**** Material shown

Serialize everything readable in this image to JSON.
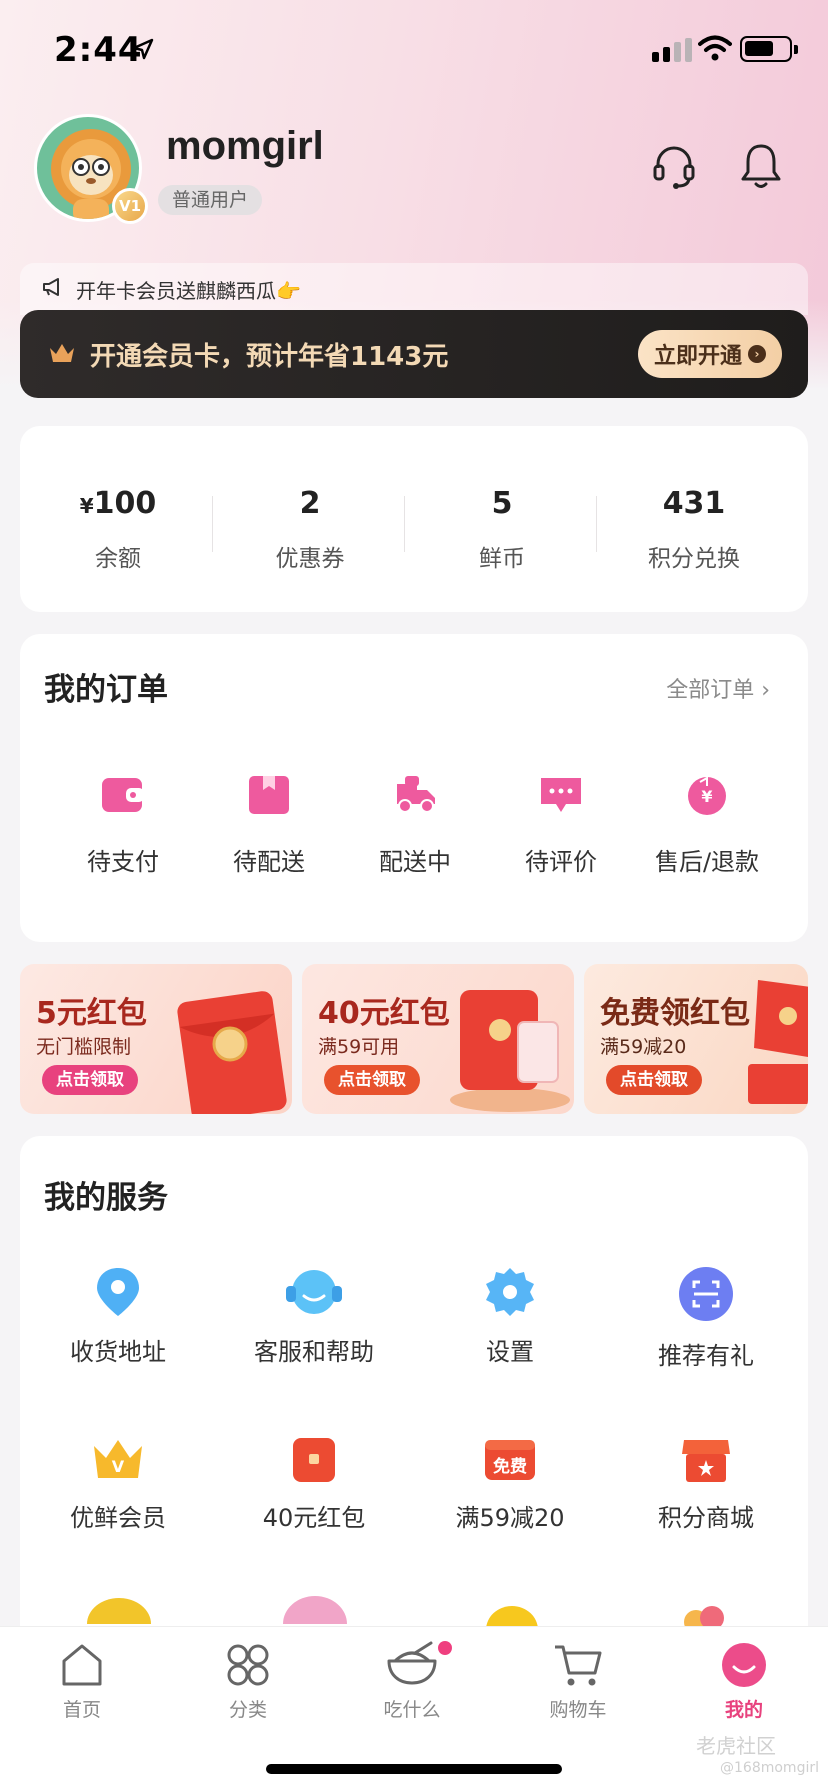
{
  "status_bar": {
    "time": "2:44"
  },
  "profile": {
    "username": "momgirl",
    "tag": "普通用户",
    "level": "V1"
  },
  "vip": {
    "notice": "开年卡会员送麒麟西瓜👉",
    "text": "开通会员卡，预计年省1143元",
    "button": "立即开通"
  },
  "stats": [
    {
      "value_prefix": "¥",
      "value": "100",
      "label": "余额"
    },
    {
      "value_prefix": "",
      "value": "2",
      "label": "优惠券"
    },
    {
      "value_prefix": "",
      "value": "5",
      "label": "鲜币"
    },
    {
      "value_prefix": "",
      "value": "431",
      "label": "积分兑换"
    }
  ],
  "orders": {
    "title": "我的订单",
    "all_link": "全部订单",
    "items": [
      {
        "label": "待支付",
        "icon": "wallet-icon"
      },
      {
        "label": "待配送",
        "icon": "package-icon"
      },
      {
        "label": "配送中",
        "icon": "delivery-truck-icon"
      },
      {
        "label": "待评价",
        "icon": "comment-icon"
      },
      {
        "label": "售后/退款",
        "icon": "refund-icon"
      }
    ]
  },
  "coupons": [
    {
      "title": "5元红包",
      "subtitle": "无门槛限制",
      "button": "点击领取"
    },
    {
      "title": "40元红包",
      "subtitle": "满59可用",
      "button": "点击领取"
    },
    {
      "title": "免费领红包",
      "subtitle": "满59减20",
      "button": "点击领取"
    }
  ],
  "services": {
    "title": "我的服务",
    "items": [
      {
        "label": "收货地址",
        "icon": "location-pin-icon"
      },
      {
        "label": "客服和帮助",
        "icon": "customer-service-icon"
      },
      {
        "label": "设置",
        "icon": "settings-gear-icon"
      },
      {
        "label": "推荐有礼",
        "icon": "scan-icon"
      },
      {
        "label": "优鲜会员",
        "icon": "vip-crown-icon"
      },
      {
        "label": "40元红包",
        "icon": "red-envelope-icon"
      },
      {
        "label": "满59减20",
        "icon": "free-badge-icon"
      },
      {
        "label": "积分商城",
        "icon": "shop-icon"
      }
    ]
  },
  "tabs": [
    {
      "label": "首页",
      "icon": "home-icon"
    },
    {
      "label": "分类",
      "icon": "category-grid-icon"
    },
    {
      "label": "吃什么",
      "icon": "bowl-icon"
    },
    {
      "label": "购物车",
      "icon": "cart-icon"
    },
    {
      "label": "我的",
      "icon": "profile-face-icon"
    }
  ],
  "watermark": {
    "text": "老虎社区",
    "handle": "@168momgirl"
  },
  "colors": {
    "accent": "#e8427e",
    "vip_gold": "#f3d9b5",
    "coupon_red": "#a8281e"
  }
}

********

_Task instructions_:
Print each entry shown above with exact wording and no pictures.

_Solution to this exercise_:
Serialize everything readable in this image to JSON.
{
  "status_bar": {
    "time": "2:44"
  },
  "profile": {
    "username": "momgirl",
    "tag": "普通用户",
    "level": "V1"
  },
  "vip": {
    "notice": "开年卡会员送麒麟西瓜👉",
    "text": "开通会员卡，预计年省1143元",
    "button": "立即开通"
  },
  "stats": [
    {
      "value_prefix": "¥",
      "value": "100",
      "label": "余额"
    },
    {
      "value_prefix": "",
      "value": "2",
      "label": "优惠券"
    },
    {
      "value_prefix": "",
      "value": "5",
      "label": "鲜币"
    },
    {
      "value_prefix": "",
      "value": "431",
      "label": "积分兑换"
    }
  ],
  "orders": {
    "title": "我的订单",
    "all_link": "全部订单",
    "items": [
      {
        "label": "待支付",
        "icon": "wallet-icon"
      },
      {
        "label": "待配送",
        "icon": "package-icon"
      },
      {
        "label": "配送中",
        "icon": "delivery-truck-icon"
      },
      {
        "label": "待评价",
        "icon": "comment-icon"
      },
      {
        "label": "售后/退款",
        "icon": "refund-icon"
      }
    ]
  },
  "coupons": [
    {
      "title": "5元红包",
      "subtitle": "无门槛限制",
      "button": "点击领取"
    },
    {
      "title": "40元红包",
      "subtitle": "满59可用",
      "button": "点击领取"
    },
    {
      "title": "免费领红包",
      "subtitle": "满59减20",
      "button": "点击领取"
    }
  ],
  "services": {
    "title": "我的服务",
    "items": [
      {
        "label": "收货地址",
        "icon": "location-pin-icon"
      },
      {
        "label": "客服和帮助",
        "icon": "customer-service-icon"
      },
      {
        "label": "设置",
        "icon": "settings-gear-icon"
      },
      {
        "label": "推荐有礼",
        "icon": "scan-icon"
      },
      {
        "label": "优鲜会员",
        "icon": "vip-crown-icon"
      },
      {
        "label": "40元红包",
        "icon": "red-envelope-icon"
      },
      {
        "label": "满59减20",
        "icon": "free-badge-icon"
      },
      {
        "label": "积分商城",
        "icon": "shop-icon"
      }
    ]
  },
  "tabs": [
    {
      "label": "首页",
      "icon": "home-icon"
    },
    {
      "label": "分类",
      "icon": "category-grid-icon"
    },
    {
      "label": "吃什么",
      "icon": "bowl-icon"
    },
    {
      "label": "购物车",
      "icon": "cart-icon"
    },
    {
      "label": "我的",
      "icon": "profile-face-icon"
    }
  ],
  "watermark": {
    "text": "老虎社区",
    "handle": "@168momgirl"
  },
  "colors": {
    "accent": "#e8427e",
    "vip_gold": "#f3d9b5",
    "coupon_red": "#a8281e"
  }
}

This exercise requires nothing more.